▶ **文献节选**:
╔══
全组患者移植后均达到造血重建，粒细胞植活中位时间为14 （11～24） d，血小板植活中位时间17 （13～52） d。随访至2020 年12 月，中位随访时间为52 （3～111） 个月。全组患者3 年OS 率为（61.1±11.7）%。Allo-HSCT 组和Auto-HSCT 组患者移植后3 年OS 率分别为（52.8±13.4） %和100.0%，组间比较差异无统计学意义（P=0.178），Auto-HSCT 组3 例患者全部存活。移植前MRD 阴性组和移植前HCR 但MRD 阳性组患者3 年OS 率分别为（87.5±11.7） % 和（42.8±15.6） %，组间比较差异无统计学意义（P=0.065）。移植前NR 患者全部死亡。

3 讨 论

Ph+ALL 是一组高危白血病亚型［9］，预后差，在采用TKI 治疗前，Ph+ALL 的患者治疗反应差，复发率高，长期生存率低于25%［10］。但近年来随着TKI 的使用，Ph+ALL 患者的CR 率大幅提高［11］。目前，国内及国外指南均推荐化疗+TKI治疗缓解后，若有合适供者尽快行Allo-HSCT［12］，移植后进行TKI 维持治疗［13］，尤其对于移植后早期评估MRD 阳性的患者。由于考虑到寻找合适供者的难度及 Allo-HSCT 的相关并发症，Auto-HSCT 有可能是一些患者可采取的替代治疗［14］。尤其在儿童患者及使用TKI 联合化疗后3 个月内获得分子生物学缓解的低危成人患者中，Allo-HSCT 的地位已受到了挑战，已不再是唯一的治疗选择［15］。CHALANDON 等［16］采用IM+Hyper CVAD 方案对Ph+ALL 患者进行诱导化疗，缓解后161 例患者行Allo-HSCT，93 例患者行Auto-HSCT，结果显示： Allo-HSCT 组患者5 年PFS 率和OS 率分别为48.3% 和56.7%，与Auto-HSCT 组（分别为46.1% 和55.1%） 比较差异无统计学意义（P＞0.05）。吕梦楠等［17］报道：移植前接受TKI+化疗治疗达CR 的Ph+ALL 患者78 例，其中31 例行Auto-HSCT，47 例行MSD-HSCT，结果提示：Auto-HSCT 组和MSD-HSCT 组患者3 年无白血病生存（leukemiafree survival，LFS） 率分别为（51.1±9.7） % 和（55.8±7.5） %，3 年OS 率 分 别 为（71.8±8.5） %和（74.1±6.5） %，组间比较差异均无统计学意义（P=0.803，P=0.919）；全组78 例患者中22 例（28.2%） 死亡，其中Auto-HSCT 组患者的死亡率为29% （9/31），MSD-HSCT 组患者死亡率为27.7% （13/47）。本研究中20 例患者3 年OS 率为（61.1±11.7） % ，Auto-HSCT 组患者3 年OS 率为100.0%，Allo-HSCT 组患者3 年OS 率为（52.8±13.4） %，组间比较差异无统计学意义。本研究中Auto-HSCT 组患者3 年OS 率为100.0%，明显优于国内外报道，考虑可能与移植术后持续口服TKI 有关，目前国内外对Auto-HSCT 术后TKI 药物维持时间仍未达成共识［18］。本组患者由于病例数少缺乏统计学意义，尚需增加病例数以进一步评估其疗效。
╚══
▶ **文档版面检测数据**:
╔══
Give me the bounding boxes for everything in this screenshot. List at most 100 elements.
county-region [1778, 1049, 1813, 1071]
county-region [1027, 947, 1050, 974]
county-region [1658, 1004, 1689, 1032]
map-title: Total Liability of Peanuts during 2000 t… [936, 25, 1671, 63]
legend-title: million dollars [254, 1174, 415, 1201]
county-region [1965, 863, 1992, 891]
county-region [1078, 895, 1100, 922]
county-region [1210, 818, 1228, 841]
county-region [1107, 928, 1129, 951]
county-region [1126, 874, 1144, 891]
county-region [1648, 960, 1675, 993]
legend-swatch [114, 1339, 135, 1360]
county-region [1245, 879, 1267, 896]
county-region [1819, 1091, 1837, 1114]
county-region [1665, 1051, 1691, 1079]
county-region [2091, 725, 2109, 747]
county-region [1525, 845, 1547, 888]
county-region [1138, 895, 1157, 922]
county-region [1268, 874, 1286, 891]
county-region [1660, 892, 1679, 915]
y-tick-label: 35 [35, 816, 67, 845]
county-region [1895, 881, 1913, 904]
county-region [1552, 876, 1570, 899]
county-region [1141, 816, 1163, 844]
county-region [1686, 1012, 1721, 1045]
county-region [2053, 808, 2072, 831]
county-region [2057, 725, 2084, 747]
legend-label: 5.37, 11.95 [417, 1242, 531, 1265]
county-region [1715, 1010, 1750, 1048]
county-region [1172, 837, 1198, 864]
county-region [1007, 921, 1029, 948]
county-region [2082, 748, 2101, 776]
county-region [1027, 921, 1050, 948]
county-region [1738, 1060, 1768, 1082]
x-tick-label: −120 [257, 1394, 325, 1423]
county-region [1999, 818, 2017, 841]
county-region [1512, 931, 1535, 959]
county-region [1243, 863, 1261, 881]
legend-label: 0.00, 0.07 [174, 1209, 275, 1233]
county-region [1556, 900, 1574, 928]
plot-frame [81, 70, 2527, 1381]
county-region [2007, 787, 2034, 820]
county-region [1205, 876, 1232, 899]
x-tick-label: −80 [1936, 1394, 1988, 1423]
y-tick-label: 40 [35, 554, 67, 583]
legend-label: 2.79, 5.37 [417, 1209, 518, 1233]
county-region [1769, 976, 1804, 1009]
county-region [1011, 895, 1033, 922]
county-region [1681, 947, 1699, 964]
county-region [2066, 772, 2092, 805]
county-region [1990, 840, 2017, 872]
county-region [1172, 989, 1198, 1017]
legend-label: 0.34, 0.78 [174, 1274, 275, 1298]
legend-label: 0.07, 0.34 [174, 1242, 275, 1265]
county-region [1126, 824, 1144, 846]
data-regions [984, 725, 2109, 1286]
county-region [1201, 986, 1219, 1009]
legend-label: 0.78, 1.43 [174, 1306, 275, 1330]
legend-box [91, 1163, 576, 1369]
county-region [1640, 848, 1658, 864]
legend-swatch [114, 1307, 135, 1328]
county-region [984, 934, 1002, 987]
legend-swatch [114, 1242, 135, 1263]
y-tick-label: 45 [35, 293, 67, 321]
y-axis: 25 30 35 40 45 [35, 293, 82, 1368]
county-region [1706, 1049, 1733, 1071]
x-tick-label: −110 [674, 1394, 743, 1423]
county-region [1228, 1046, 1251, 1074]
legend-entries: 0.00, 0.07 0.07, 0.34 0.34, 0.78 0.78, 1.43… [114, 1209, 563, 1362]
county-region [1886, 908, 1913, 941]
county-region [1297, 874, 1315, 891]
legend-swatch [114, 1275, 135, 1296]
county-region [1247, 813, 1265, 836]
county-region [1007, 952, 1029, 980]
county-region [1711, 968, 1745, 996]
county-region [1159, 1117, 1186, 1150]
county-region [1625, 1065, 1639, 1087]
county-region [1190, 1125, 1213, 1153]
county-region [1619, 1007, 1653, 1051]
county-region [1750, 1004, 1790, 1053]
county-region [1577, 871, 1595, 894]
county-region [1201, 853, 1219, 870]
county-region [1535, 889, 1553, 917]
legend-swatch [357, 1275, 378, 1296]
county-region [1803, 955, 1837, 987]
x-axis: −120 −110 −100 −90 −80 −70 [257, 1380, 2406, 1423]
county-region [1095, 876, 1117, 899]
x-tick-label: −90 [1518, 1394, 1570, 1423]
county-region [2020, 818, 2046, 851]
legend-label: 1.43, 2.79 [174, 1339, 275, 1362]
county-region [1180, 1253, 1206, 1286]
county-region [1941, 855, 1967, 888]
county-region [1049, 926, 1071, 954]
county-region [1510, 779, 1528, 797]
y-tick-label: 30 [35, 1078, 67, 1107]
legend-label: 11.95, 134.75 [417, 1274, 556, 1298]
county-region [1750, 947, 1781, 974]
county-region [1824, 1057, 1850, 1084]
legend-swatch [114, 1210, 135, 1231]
╚══
▶ **题目**: 请把文献节选中以含有“全组患者移植后均达到造血重建，粒细胞植活中位时间为14 （11～24） d，血小板植活中位时间17”的词句开头、到“和（42.8±15.6） %，组间比较差异无统计学意义（P=0.065）。移植前NR 患者全部死亡。”为止的那部分一字不差地抄写下来。 这些记录取自另一来源。

▶ **参考答案**:
全组患者移植后均达到造血重建，粒细胞植活中位时间为14 （11～24） d，血小板植活中位时间17 （13～52） d。随访至2020 年12 月，中位随访时间为52 （3～111） 个月。全组患者3 年OS 率为（61.1±11.7）%。Allo-HSCT 组和Auto-HSCT 组患者移植后3 年OS 率分别为（52.8±13.4） %和100.0%，组间比较差异无统计学意义（P=0.178），Auto-HSCT 组3 例患者全部存活。移植前MRD 阴性组和移植前HCR 但MRD 阳性组患者3 年OS 率分别为（87.5±11.7） % 和（42.8±15.6） %，组间比较差异无统计学意义（P=0.065）。移植前NR 患者全部死亡。